The task -
Print the entries unchanged, from their first line through the line that contains "- print-icon[interactable]: [932, 160, 954, 182]".

___ Raw data

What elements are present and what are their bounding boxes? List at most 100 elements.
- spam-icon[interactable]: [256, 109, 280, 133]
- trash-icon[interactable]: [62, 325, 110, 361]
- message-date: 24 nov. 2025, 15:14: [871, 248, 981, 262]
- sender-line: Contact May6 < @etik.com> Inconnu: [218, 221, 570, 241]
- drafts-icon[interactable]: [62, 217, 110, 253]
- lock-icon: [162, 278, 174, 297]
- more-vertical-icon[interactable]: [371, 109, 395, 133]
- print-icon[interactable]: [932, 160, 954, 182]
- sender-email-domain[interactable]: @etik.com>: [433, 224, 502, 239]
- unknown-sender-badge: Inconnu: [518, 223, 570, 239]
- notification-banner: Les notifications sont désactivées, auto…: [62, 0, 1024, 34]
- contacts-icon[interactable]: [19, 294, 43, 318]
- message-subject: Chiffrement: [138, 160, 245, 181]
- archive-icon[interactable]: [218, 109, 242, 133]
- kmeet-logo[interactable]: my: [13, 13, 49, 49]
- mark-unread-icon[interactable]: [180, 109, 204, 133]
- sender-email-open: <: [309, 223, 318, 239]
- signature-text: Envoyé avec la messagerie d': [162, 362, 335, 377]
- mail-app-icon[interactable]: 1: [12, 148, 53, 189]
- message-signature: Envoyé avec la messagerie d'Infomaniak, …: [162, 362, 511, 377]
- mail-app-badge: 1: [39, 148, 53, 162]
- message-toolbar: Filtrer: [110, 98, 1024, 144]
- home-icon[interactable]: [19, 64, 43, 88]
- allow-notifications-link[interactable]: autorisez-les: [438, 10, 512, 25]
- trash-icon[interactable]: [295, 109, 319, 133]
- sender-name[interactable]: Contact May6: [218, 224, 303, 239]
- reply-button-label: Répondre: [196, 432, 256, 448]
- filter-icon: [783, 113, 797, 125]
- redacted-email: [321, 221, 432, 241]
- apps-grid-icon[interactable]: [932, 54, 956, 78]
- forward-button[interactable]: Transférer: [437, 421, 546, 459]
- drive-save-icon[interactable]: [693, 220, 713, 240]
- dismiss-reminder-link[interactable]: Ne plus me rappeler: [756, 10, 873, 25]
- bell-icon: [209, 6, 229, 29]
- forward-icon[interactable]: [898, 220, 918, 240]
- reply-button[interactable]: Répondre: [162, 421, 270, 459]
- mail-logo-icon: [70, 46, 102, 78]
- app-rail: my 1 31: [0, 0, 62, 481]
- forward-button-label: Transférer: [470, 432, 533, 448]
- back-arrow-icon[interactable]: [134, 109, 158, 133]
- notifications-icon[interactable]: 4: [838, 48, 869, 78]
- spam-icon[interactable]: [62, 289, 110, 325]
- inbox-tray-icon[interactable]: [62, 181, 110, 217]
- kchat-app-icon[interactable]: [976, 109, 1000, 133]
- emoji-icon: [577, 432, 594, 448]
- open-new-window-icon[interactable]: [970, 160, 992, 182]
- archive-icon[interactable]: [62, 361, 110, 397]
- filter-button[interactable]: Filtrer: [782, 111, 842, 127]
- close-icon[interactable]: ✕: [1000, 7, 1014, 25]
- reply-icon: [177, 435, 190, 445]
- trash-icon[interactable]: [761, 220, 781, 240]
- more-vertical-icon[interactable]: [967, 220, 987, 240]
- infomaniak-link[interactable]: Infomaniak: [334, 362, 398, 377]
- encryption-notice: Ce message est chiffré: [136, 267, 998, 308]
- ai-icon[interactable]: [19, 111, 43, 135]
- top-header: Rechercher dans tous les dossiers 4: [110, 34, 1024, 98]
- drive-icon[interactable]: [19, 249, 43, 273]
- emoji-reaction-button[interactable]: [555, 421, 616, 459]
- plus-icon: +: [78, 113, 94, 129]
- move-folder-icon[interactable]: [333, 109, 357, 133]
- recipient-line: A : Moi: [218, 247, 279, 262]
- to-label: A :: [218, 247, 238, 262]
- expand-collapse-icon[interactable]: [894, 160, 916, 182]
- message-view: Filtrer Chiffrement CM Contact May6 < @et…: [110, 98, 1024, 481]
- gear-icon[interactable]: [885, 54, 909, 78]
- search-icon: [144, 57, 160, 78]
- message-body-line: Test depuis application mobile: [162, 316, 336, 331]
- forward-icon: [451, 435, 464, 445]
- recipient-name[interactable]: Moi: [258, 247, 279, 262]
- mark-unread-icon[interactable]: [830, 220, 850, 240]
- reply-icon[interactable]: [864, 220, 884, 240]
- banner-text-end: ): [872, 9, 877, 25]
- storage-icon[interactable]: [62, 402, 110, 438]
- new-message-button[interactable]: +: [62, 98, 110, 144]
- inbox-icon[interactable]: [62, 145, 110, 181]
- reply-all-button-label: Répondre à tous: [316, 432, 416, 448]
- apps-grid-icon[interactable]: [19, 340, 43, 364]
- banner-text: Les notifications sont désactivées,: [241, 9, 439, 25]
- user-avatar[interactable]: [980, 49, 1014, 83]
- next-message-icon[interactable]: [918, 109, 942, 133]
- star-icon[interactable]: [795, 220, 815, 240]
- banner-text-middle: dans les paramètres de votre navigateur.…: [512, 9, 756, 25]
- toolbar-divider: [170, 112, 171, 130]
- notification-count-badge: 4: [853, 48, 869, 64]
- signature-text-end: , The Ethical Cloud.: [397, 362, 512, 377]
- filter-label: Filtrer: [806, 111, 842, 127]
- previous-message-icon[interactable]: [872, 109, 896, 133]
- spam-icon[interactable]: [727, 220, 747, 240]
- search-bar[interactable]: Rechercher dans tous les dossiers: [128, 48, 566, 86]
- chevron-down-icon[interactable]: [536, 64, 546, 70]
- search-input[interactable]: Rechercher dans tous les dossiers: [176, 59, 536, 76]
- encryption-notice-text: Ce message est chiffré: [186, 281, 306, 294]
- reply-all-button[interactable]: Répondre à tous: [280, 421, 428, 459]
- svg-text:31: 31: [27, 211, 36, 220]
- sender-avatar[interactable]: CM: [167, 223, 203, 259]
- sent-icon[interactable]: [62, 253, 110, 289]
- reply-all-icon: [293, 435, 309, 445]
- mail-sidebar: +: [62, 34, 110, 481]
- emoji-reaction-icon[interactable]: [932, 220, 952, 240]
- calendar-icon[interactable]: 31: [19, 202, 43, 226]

______

Answer in full -
What elements are present and what are their bounding boxes? List at most 100 elements.
- spam-icon[interactable]: [256, 109, 280, 133]
- trash-icon[interactable]: [62, 325, 110, 361]
- message-date: 24 nov. 2025, 15:14: [871, 248, 981, 262]
- sender-line: Contact May6 < @etik.com> Inconnu: [218, 221, 570, 241]
- drafts-icon[interactable]: [62, 217, 110, 253]
- lock-icon: [162, 278, 174, 297]
- more-vertical-icon[interactable]: [371, 109, 395, 133]
- print-icon[interactable]: [932, 160, 954, 182]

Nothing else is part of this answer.